> Directive:
Collect each line of the records containing the string "object".

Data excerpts
* begin *

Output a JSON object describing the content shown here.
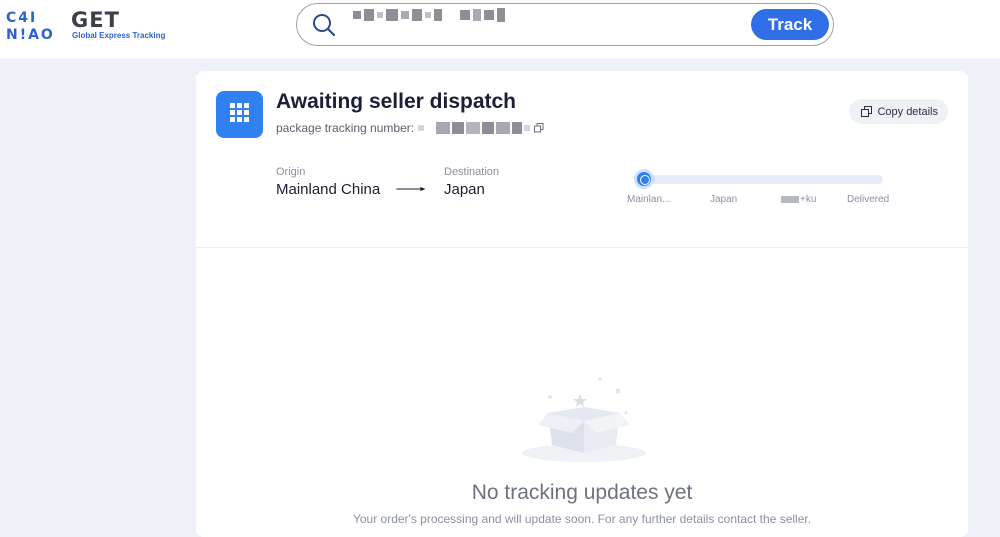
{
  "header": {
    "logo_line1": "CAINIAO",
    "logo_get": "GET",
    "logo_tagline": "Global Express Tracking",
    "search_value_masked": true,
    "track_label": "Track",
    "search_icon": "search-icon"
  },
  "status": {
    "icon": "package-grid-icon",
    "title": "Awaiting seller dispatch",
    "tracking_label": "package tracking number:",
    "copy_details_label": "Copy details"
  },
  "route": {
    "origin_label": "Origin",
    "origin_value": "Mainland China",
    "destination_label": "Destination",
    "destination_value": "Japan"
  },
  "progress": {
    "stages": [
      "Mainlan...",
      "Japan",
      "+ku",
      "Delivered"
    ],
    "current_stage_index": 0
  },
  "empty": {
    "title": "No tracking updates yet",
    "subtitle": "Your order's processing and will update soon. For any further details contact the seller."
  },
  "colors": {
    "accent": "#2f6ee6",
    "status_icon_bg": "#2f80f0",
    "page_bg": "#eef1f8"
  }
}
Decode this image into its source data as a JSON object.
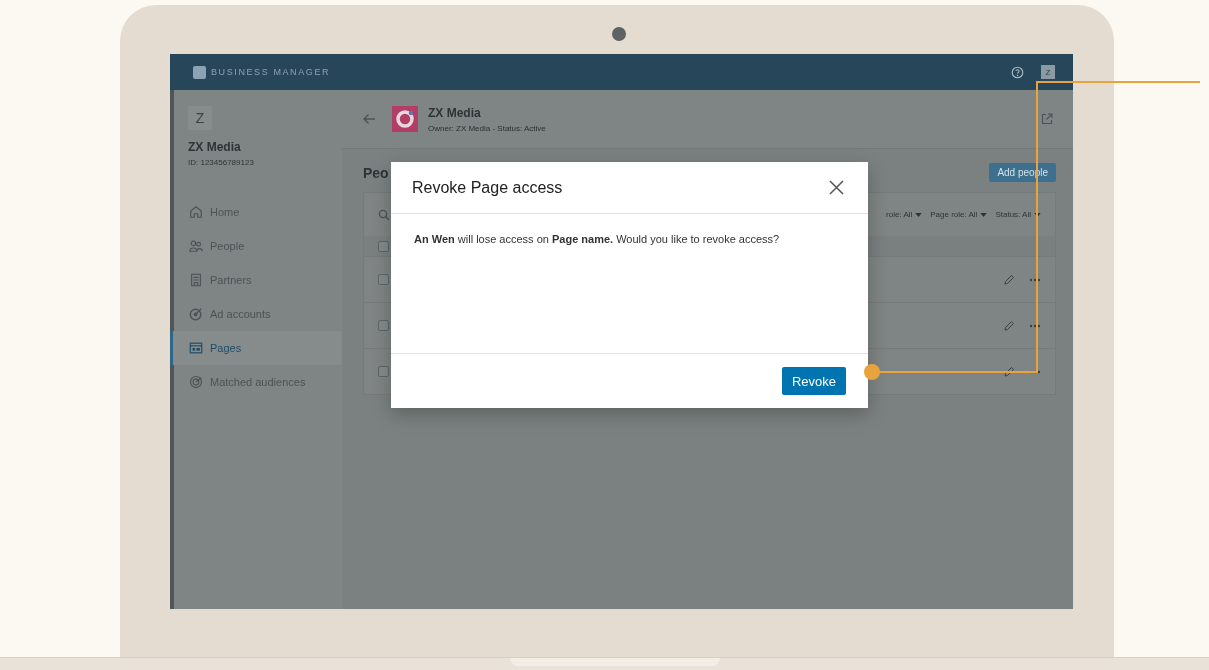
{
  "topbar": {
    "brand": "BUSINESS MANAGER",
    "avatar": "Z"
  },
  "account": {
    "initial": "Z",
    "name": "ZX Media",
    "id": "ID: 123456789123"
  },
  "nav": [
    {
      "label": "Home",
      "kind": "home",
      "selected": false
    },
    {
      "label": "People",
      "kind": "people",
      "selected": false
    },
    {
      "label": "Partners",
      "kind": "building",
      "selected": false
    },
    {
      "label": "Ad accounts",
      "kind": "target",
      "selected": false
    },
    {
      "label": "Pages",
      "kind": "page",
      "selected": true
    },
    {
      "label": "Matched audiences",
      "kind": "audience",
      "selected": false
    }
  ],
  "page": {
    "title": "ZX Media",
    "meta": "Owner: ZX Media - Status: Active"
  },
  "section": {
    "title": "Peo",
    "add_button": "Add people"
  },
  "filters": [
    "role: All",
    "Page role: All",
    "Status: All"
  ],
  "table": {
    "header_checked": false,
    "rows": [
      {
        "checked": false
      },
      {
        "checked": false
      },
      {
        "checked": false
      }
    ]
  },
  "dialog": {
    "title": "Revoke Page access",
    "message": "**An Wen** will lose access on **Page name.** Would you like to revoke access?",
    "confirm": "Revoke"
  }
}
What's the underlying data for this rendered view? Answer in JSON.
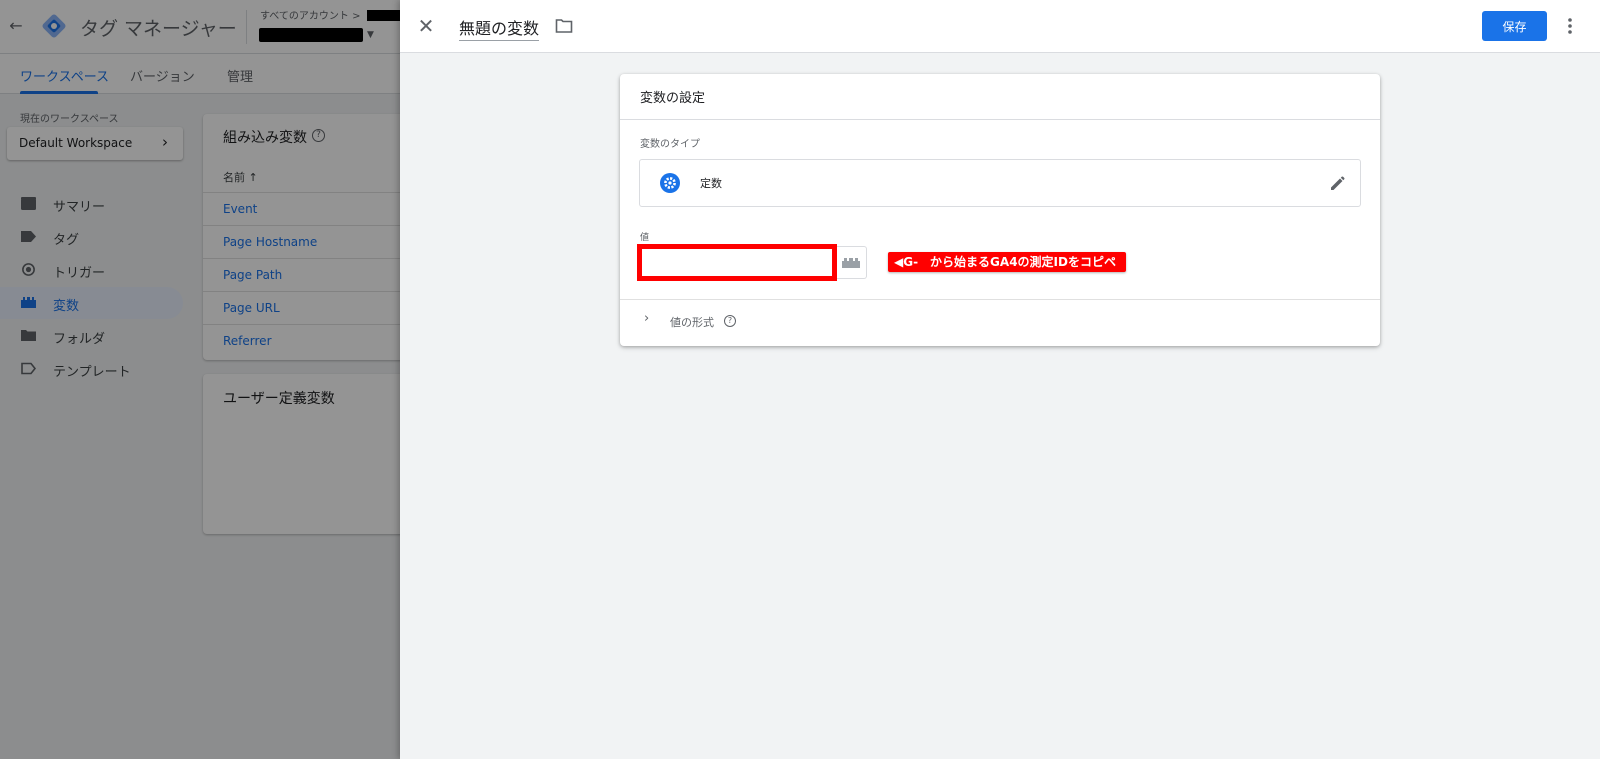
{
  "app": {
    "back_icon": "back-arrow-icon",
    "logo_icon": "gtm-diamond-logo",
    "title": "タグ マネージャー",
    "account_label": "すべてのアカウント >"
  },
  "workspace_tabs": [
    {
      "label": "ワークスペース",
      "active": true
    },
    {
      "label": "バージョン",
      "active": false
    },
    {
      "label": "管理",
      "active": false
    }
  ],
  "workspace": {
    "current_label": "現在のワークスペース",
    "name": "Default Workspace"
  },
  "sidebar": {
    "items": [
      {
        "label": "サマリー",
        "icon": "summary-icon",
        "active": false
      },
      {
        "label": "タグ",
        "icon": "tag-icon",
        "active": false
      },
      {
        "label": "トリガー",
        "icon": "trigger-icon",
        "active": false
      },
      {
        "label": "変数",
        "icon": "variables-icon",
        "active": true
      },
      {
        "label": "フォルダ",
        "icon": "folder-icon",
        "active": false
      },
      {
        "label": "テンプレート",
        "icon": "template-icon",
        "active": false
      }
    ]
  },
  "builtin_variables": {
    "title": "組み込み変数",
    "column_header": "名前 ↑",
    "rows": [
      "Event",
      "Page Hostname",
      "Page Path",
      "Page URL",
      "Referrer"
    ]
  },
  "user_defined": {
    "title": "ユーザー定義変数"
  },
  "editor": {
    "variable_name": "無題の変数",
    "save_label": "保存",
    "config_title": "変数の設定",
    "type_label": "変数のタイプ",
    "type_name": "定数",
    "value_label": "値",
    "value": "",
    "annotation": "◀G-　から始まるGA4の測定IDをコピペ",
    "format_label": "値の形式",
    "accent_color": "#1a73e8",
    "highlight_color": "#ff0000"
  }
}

* end *

> Problem solution:
Output a JSON object describing the content shown here.
Decode this image into its source data as a JSON object.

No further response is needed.